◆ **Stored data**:
Start

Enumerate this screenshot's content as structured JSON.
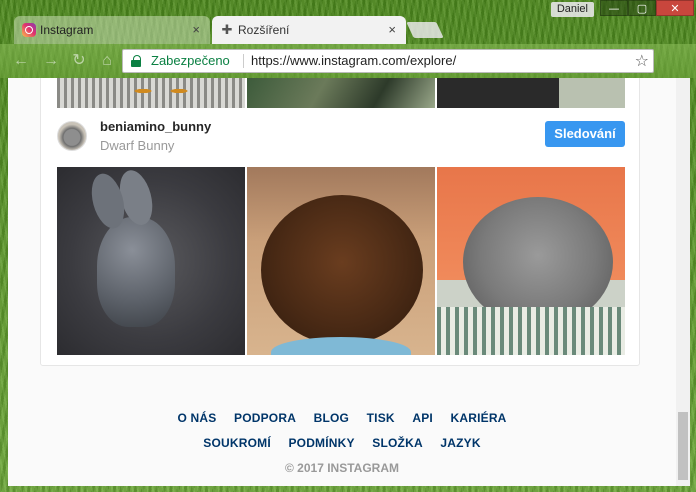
{
  "window": {
    "user": "Daniel",
    "buttons": [
      "—",
      "▢",
      "✕"
    ]
  },
  "tabs": [
    {
      "label": "Instagram",
      "icon": "instagram-icon",
      "close": "×"
    },
    {
      "label": "Rozšíření",
      "icon": "puzzle-icon",
      "close": "×"
    }
  ],
  "toolbar": {
    "back": "←",
    "forward": "→",
    "reload": "↻",
    "home": "⌂",
    "secure_label": "Zabezpečeno",
    "url_host": "https://www.instagram.com/explore/",
    "star": "☆"
  },
  "suggestion": {
    "username": "beniamino_bunny",
    "subtitle": "Dwarf Bunny",
    "follow_label": "Sledování"
  },
  "footer": {
    "row1": [
      "O NÁS",
      "PODPORA",
      "BLOG",
      "TISK",
      "API",
      "KARIÉRA"
    ],
    "row2": [
      "SOUKROMÍ",
      "PODMÍNKY",
      "SLOŽKA",
      "JAZYK"
    ],
    "copyright": "© 2017 INSTAGRAM"
  },
  "colors": {
    "accent": "#3897f0",
    "secure": "#0b8043",
    "link": "#003569"
  }
}
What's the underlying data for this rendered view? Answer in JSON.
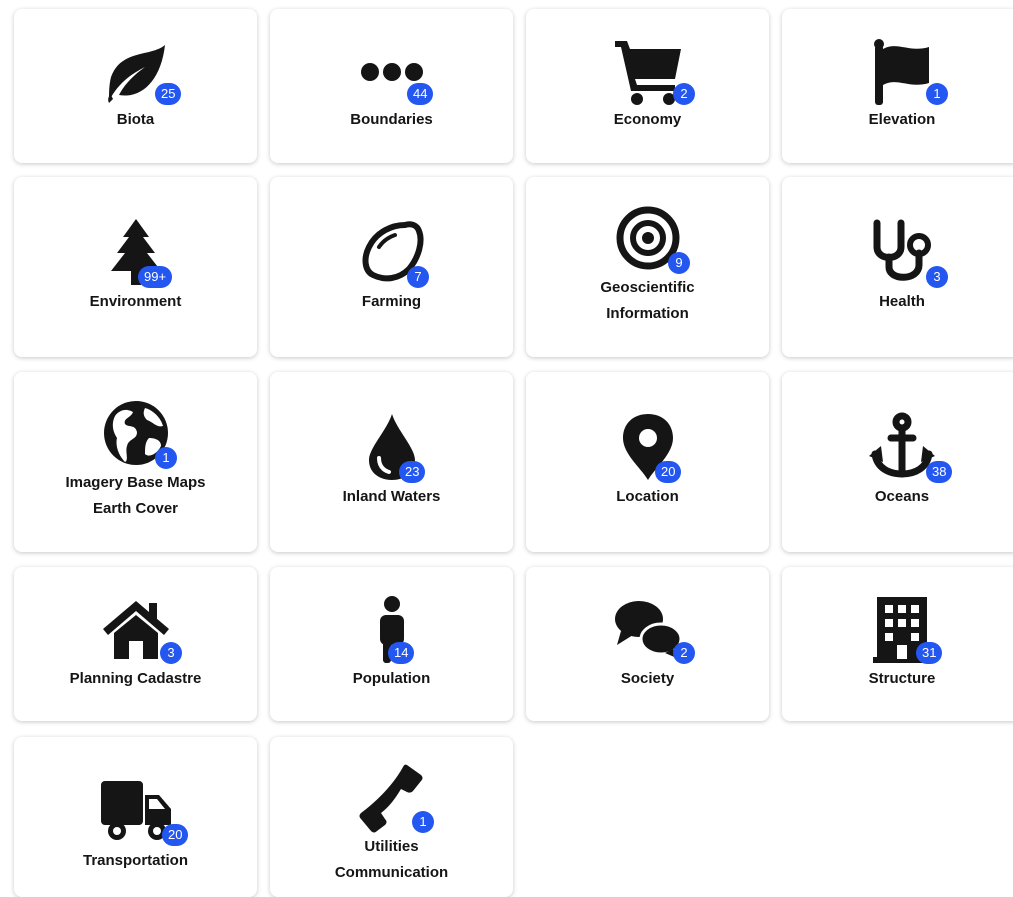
{
  "accent_color": "#2357f0",
  "icon_color": "#151515",
  "categories": [
    {
      "label": "Biota",
      "count": "25",
      "icon": "leaf-icon"
    },
    {
      "label": "Boundaries",
      "count": "44",
      "icon": "ellipsis-icon"
    },
    {
      "label": "Economy",
      "count": "2",
      "icon": "shopping-cart-icon"
    },
    {
      "label": "Elevation",
      "count": "1",
      "icon": "flag-icon"
    },
    {
      "label": "Environment",
      "count": "99+",
      "icon": "tree-icon"
    },
    {
      "label": "Farming",
      "count": "7",
      "icon": "lemon-icon"
    },
    {
      "label": "Geoscientific",
      "label2": "Information",
      "count": "9",
      "icon": "bullseye-icon"
    },
    {
      "label": "Health",
      "count": "3",
      "icon": "stethoscope-icon"
    },
    {
      "label": "Imagery Base Maps",
      "label2": "Earth Cover",
      "count": "1",
      "icon": "globe-icon"
    },
    {
      "label": "Inland Waters",
      "count": "23",
      "icon": "water-drop-icon"
    },
    {
      "label": "Location",
      "count": "20",
      "icon": "map-marker-icon"
    },
    {
      "label": "Oceans",
      "count": "38",
      "icon": "anchor-icon"
    },
    {
      "label": "Planning Cadastre",
      "count": "3",
      "icon": "house-icon"
    },
    {
      "label": "Population",
      "count": "14",
      "icon": "person-icon"
    },
    {
      "label": "Society",
      "count": "2",
      "icon": "comments-icon"
    },
    {
      "label": "Structure",
      "count": "31",
      "icon": "building-icon"
    },
    {
      "label": "Transportation",
      "count": "20",
      "icon": "truck-icon"
    },
    {
      "label": "Utilities",
      "label2": "Communication",
      "count": "1",
      "icon": "phone-icon"
    }
  ]
}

End

◆ **Brief**:
Extract from the material all lines containing the string "this".

◆ **Written solution**:
Enumerate this screenshot's content as structured JSON.
What's the underlying data for this rendered view? Answer in JSON.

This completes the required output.